● **DOCUMENT EXTRACT**
— BEGIN —

An Austere School Year

Frontera NorteSur

 If school officials were to pick the winning word for the next grand spelling bee, the noun austerity might be their best choice. On both sides of the US-Mexico border, the ongoing economic crisis promises lean times and more out-of-pocket expenses for many parents, students and teachers.

 In the violence-torn and economically-devastated Mexican border city of Ciudad Juarez, missing classrooms, teacher shortages and too few buses greeted thousands of students as the new school year kicked off this week.

 A Chihuahua state program that provided grants of up to approximately $150 every year for students between the third and sixth grades was cut back, with academic performance levels increased in order to reduce the number of beneficiaries.

 “When the check arrives, it is motivation for the children,” said Ciudad Juarez parent Pablo Alvarez Alberto.

 School problems are greatest in the fast-growing southeastern section of the city, where  upwards of 5000 students could go without  certified teachers during the first days of the calendar year. Chihuahua state education officials blamed the teacher shortage on the late announcement of test results needed to certify educators. As a stop-gap measure, officials dispatched 76 teachers previously assigned to administrative positions to cover classrooms.

— END —

Element and region data:
— BEGIN —

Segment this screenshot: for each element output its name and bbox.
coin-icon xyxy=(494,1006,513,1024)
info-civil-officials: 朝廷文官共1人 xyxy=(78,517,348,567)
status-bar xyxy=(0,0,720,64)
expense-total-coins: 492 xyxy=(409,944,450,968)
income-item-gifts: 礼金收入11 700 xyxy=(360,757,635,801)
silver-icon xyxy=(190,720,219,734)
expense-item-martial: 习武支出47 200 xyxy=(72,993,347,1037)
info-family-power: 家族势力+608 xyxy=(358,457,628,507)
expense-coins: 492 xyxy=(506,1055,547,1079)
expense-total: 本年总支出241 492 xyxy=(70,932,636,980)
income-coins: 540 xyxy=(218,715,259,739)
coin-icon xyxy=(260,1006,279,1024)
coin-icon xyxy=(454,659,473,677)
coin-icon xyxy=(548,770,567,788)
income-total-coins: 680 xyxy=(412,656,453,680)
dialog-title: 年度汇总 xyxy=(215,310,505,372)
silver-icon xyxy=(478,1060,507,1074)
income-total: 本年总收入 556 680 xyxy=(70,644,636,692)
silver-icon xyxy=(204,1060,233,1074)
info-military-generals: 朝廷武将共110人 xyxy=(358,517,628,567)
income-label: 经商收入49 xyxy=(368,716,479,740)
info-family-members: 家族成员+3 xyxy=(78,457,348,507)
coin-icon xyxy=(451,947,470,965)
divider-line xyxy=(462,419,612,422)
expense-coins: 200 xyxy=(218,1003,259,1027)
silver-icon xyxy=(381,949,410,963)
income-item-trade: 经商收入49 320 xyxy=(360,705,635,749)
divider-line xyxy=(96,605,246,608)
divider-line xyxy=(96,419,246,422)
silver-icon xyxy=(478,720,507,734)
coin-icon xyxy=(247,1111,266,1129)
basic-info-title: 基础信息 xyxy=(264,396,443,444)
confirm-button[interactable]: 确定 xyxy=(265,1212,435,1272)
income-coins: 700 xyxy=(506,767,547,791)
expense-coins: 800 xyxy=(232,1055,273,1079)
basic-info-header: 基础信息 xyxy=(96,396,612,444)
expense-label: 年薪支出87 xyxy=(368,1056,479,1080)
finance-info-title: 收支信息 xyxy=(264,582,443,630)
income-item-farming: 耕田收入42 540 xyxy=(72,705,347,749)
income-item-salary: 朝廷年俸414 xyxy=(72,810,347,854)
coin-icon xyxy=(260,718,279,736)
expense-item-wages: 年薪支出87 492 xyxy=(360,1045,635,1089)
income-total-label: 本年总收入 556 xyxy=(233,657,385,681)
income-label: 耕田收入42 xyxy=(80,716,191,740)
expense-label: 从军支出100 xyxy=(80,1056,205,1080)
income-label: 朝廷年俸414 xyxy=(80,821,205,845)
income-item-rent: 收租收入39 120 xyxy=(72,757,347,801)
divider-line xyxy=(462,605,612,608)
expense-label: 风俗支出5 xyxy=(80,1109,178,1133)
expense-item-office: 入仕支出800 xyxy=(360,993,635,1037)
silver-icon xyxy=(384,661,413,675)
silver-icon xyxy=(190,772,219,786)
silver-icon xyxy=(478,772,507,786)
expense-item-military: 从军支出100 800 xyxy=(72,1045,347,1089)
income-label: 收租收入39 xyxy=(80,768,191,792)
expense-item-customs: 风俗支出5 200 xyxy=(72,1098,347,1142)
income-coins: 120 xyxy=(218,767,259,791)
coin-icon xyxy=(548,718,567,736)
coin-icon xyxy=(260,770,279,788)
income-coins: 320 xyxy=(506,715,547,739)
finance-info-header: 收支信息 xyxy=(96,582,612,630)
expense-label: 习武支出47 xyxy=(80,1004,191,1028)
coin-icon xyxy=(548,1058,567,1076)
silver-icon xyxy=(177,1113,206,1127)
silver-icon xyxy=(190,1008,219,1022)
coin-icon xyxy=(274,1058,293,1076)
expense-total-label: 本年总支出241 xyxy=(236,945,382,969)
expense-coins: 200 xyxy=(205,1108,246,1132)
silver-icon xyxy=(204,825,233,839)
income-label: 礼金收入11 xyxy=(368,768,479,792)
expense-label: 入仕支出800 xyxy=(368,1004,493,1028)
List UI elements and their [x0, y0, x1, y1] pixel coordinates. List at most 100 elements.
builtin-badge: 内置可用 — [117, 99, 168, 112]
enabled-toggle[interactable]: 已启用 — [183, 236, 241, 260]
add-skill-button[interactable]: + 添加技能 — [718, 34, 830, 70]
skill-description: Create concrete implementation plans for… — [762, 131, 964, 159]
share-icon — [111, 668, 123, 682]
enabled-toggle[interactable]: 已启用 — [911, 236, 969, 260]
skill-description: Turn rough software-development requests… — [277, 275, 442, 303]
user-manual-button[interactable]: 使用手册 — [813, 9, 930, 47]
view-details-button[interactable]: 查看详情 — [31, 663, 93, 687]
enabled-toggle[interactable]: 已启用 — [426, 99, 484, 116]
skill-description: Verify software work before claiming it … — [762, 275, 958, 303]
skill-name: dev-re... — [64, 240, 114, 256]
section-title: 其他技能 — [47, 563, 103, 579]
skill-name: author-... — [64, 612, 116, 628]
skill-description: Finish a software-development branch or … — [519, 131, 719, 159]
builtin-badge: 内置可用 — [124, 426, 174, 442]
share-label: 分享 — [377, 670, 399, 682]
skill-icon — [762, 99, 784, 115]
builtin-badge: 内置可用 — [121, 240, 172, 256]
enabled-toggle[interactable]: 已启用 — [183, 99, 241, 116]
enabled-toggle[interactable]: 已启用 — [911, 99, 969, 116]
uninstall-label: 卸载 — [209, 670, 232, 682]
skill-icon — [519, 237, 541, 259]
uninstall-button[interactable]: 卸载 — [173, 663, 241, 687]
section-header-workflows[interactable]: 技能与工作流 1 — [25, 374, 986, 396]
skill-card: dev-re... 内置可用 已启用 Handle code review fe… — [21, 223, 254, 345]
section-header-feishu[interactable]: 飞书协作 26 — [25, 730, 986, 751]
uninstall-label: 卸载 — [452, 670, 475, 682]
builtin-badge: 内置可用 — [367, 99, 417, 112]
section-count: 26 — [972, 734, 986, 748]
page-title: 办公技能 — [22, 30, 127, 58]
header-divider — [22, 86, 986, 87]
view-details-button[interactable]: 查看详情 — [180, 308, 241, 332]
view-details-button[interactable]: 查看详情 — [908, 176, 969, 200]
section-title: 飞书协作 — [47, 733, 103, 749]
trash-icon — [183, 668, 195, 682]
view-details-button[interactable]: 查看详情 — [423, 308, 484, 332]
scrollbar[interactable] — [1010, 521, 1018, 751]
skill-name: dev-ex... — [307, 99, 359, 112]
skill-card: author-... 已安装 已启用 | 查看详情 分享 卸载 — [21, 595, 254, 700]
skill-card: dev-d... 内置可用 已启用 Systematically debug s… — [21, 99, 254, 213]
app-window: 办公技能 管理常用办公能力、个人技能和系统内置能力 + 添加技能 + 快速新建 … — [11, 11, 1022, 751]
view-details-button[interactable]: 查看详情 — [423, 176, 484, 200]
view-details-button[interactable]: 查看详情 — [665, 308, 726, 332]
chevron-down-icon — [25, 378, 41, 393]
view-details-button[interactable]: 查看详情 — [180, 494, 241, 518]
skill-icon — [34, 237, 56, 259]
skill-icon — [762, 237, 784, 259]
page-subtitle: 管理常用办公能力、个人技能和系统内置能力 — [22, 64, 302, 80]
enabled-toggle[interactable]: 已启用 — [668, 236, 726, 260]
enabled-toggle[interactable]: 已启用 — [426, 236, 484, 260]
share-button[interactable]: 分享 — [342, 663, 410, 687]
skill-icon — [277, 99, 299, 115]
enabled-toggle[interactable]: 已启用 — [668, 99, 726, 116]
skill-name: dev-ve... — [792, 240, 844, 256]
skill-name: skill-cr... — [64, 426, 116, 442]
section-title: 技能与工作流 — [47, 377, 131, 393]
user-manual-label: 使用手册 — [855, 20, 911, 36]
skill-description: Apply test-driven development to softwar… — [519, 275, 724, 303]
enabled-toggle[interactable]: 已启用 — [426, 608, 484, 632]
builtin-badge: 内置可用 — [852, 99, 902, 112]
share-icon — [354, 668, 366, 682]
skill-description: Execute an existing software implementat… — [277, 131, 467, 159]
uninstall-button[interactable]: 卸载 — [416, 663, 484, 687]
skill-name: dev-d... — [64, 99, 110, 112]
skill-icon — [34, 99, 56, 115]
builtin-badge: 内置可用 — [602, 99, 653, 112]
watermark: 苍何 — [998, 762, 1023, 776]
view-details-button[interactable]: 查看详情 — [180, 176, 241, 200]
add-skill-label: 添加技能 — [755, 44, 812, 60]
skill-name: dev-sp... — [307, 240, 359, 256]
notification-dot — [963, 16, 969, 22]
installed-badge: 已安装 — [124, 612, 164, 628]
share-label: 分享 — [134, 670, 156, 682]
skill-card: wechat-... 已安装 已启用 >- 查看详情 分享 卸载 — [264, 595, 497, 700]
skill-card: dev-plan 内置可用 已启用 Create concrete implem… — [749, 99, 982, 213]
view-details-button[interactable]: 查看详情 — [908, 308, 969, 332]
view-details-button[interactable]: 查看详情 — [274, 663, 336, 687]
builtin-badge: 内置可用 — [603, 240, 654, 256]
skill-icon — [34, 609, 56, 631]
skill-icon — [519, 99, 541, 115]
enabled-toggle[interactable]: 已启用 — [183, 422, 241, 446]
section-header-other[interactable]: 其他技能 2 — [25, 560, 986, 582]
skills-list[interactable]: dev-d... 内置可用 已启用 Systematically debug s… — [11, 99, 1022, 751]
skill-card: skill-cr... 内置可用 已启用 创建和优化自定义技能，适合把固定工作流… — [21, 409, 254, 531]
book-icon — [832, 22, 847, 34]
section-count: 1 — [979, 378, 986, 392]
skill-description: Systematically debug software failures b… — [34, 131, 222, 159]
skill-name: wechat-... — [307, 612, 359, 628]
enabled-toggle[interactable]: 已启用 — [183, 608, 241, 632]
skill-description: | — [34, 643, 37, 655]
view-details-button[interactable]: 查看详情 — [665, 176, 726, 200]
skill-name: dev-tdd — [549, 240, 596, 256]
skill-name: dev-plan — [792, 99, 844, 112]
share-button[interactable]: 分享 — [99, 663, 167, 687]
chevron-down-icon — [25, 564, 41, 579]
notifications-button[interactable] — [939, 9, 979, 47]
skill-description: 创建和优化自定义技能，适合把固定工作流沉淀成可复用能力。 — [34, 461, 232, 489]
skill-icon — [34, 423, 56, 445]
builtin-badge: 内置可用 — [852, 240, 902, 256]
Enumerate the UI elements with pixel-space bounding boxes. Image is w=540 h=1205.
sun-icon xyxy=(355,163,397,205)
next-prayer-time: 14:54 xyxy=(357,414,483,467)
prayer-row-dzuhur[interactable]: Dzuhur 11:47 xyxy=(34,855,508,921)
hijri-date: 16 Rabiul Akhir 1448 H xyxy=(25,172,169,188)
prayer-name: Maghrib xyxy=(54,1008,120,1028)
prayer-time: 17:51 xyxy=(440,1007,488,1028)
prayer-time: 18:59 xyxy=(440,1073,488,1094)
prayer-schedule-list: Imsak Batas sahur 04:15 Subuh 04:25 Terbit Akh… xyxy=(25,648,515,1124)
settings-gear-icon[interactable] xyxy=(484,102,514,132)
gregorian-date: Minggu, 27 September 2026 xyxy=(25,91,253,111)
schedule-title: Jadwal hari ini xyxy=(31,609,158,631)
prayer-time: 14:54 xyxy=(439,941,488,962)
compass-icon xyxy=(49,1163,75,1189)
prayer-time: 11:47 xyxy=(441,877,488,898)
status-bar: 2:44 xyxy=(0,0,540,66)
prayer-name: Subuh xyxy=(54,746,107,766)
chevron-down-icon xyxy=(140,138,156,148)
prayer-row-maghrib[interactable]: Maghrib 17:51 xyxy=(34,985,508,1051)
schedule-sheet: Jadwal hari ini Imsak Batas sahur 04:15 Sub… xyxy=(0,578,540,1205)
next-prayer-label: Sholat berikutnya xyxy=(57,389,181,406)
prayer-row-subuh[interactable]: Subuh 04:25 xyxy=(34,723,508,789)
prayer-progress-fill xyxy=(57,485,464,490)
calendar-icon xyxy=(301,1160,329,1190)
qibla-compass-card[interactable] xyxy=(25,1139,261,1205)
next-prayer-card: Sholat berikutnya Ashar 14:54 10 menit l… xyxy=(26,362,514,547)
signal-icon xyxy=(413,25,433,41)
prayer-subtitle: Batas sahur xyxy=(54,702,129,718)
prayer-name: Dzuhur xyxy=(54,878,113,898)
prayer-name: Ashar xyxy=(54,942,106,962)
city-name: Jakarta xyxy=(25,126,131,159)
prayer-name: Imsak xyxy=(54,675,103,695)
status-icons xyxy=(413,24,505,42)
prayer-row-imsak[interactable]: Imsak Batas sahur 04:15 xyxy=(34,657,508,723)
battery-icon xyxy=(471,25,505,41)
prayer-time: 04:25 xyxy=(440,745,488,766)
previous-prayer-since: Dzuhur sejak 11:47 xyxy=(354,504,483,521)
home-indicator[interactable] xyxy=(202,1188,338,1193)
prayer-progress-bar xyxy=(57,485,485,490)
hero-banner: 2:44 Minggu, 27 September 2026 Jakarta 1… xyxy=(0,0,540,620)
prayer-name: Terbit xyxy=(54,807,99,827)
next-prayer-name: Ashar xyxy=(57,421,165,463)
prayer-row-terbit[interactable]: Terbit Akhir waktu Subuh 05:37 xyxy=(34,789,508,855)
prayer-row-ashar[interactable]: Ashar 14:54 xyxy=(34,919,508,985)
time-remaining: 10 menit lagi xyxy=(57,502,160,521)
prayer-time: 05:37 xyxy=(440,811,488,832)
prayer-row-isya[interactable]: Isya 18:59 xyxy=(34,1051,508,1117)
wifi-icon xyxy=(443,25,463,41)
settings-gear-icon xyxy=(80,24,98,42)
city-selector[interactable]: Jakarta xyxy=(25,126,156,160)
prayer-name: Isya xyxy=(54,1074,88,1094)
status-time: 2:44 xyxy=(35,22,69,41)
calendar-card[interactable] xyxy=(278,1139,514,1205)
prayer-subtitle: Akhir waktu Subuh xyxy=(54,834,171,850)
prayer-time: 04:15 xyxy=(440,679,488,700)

— END —

Decide whether each statement agrees with the school-year article above. Answer yes or no for each, quoting the words from the article that settle it. (a) The Chihuahua state grant program served students from the third through the sixth grades. (b) State education officials attributed the teacher shortage to budget cuts. (c) To cover classrooms, officials hired 76 new teachers.

(a) Yes: "grants of up to approximately $150 every year for students between the third and sixth grades"
(b) No: "blamed the teacher shortage on the late announcement of test results needed to certify educators"
(c) No: "officials dispatched 76 teachers previously assigned to administrative positions to cover classrooms"